• **DO THIS**
Tell how many lines carry the word "Nitrate"; the reply is the number and nothing else.

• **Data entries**
+++++
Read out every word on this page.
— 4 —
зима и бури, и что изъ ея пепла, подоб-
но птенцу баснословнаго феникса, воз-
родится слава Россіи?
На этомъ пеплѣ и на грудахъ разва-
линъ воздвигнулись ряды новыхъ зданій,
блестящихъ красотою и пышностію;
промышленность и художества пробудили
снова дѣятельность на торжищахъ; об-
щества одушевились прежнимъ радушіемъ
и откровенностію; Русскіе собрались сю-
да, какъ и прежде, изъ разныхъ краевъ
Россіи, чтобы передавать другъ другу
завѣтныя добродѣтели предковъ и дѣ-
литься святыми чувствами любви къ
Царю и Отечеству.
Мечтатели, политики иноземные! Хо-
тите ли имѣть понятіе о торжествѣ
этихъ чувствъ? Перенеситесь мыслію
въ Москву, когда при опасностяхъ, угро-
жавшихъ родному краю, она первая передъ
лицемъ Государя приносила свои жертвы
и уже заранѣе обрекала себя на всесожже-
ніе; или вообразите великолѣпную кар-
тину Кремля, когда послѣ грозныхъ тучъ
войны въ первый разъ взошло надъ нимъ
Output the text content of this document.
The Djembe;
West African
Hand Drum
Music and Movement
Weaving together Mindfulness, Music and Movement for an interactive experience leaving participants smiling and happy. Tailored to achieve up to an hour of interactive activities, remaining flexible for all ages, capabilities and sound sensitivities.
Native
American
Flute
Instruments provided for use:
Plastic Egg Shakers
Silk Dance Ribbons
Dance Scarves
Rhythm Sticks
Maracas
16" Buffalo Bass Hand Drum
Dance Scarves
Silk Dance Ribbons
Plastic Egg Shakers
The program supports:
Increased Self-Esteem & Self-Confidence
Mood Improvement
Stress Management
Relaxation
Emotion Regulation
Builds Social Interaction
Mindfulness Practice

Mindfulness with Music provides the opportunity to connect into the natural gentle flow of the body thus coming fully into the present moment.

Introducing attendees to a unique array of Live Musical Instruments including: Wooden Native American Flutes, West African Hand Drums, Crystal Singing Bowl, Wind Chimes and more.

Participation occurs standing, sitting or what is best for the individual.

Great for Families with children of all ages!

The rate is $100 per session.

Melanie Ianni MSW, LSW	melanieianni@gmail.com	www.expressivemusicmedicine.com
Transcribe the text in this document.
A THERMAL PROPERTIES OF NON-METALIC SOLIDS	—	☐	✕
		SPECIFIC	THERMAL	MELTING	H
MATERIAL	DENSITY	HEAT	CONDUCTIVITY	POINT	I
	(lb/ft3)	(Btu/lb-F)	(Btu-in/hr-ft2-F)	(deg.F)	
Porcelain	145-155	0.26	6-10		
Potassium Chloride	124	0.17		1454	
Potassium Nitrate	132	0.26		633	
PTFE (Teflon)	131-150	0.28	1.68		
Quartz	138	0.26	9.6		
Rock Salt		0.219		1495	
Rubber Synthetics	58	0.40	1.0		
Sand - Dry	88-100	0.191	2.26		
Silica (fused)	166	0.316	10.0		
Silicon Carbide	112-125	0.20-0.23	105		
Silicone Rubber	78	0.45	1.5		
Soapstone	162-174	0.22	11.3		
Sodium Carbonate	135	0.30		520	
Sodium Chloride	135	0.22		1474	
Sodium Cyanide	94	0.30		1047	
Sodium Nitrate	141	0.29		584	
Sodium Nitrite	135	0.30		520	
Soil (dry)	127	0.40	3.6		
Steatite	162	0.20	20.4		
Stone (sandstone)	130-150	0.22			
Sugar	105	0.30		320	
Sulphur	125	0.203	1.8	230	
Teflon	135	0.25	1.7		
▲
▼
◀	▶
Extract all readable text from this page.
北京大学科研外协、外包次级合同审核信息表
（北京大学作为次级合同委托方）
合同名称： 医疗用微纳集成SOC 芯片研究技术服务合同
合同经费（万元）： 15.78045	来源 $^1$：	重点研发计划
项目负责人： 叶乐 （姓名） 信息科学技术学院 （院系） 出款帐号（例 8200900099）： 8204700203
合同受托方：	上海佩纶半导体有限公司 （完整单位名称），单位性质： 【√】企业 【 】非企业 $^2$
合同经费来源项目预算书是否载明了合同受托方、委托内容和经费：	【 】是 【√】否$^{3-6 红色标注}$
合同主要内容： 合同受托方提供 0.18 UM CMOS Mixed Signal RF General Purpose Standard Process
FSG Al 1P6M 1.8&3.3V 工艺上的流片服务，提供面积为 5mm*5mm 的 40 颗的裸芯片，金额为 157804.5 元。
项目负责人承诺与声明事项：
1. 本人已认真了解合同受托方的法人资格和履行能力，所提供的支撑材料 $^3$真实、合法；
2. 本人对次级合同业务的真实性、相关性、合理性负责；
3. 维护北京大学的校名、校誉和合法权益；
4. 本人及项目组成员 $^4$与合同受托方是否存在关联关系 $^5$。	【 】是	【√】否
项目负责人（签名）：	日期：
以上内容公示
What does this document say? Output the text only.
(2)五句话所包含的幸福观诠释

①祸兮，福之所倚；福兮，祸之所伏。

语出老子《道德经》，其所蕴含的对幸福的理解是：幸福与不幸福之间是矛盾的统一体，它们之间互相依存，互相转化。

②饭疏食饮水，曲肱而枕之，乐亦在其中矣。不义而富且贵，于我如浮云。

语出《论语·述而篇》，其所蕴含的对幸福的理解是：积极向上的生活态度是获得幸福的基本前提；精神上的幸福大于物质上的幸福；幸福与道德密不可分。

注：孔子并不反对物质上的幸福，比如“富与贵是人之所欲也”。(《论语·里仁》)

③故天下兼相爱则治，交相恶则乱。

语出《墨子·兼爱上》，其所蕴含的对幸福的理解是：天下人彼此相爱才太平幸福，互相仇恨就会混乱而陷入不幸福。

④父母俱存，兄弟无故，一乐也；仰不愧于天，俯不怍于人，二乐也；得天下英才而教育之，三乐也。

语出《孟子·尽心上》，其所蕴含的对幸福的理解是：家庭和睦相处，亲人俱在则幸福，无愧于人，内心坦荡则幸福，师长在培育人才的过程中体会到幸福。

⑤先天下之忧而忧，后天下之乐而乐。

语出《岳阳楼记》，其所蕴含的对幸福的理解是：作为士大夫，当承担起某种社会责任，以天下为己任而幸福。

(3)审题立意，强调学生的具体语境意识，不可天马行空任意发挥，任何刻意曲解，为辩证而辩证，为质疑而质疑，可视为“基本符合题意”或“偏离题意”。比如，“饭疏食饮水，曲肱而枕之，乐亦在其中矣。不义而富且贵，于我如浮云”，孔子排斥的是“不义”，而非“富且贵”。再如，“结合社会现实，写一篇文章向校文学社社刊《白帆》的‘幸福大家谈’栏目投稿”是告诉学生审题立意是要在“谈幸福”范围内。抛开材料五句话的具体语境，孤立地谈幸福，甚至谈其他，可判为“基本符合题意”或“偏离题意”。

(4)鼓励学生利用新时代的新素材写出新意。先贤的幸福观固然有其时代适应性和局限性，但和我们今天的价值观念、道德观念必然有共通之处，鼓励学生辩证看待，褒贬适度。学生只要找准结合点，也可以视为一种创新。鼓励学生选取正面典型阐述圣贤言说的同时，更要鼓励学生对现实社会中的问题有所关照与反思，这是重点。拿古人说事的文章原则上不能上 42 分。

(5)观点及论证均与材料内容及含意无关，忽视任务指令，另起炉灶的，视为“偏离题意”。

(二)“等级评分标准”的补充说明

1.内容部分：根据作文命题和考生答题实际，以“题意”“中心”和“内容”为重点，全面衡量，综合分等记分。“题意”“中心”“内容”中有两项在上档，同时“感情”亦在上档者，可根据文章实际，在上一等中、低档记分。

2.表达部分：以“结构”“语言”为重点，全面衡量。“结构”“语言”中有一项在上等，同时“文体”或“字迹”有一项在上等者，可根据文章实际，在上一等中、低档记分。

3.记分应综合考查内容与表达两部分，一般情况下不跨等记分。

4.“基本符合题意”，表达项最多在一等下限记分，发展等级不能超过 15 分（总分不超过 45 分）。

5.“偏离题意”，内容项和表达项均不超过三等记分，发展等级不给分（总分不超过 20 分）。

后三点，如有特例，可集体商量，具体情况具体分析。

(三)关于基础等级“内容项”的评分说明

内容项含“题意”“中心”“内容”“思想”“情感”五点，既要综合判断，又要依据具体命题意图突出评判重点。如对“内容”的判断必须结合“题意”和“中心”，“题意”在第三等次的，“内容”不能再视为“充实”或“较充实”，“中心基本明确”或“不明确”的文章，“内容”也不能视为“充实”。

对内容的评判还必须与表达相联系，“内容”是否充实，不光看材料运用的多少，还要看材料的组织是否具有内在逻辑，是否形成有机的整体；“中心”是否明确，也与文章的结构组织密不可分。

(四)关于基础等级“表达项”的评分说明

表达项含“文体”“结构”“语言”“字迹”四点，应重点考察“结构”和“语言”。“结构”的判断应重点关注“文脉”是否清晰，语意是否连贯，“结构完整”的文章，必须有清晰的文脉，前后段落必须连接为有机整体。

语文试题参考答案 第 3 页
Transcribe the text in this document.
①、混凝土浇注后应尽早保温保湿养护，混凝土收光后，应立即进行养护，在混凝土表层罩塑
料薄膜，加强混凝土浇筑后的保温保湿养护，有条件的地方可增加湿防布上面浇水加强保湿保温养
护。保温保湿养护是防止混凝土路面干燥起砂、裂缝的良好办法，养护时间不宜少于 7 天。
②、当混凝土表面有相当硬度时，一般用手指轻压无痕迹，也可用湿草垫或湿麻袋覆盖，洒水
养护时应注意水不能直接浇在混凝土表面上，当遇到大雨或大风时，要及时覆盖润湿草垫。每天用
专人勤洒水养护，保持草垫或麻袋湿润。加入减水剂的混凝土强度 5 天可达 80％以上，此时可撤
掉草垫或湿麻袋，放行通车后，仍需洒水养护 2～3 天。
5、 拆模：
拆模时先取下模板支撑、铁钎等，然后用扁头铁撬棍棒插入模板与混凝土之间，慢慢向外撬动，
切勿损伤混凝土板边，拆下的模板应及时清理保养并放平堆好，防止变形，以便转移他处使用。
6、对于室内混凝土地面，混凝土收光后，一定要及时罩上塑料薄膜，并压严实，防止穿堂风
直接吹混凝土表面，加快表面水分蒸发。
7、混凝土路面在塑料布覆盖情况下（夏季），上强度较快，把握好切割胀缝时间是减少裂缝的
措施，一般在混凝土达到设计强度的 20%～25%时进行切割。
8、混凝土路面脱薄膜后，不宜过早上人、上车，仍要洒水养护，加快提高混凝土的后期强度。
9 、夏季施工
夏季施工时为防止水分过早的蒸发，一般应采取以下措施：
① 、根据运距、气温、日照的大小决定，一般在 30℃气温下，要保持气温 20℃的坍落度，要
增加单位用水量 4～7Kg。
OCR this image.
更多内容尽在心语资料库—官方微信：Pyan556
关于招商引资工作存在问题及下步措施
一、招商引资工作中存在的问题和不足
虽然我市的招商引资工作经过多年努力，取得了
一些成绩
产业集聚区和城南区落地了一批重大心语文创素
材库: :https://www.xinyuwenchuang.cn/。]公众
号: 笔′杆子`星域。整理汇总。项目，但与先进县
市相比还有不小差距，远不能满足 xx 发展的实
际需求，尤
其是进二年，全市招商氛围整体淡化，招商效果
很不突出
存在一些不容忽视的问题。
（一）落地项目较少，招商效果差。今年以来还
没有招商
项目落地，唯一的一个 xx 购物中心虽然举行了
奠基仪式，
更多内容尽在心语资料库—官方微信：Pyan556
+++++
• **THE SOLUTION**
2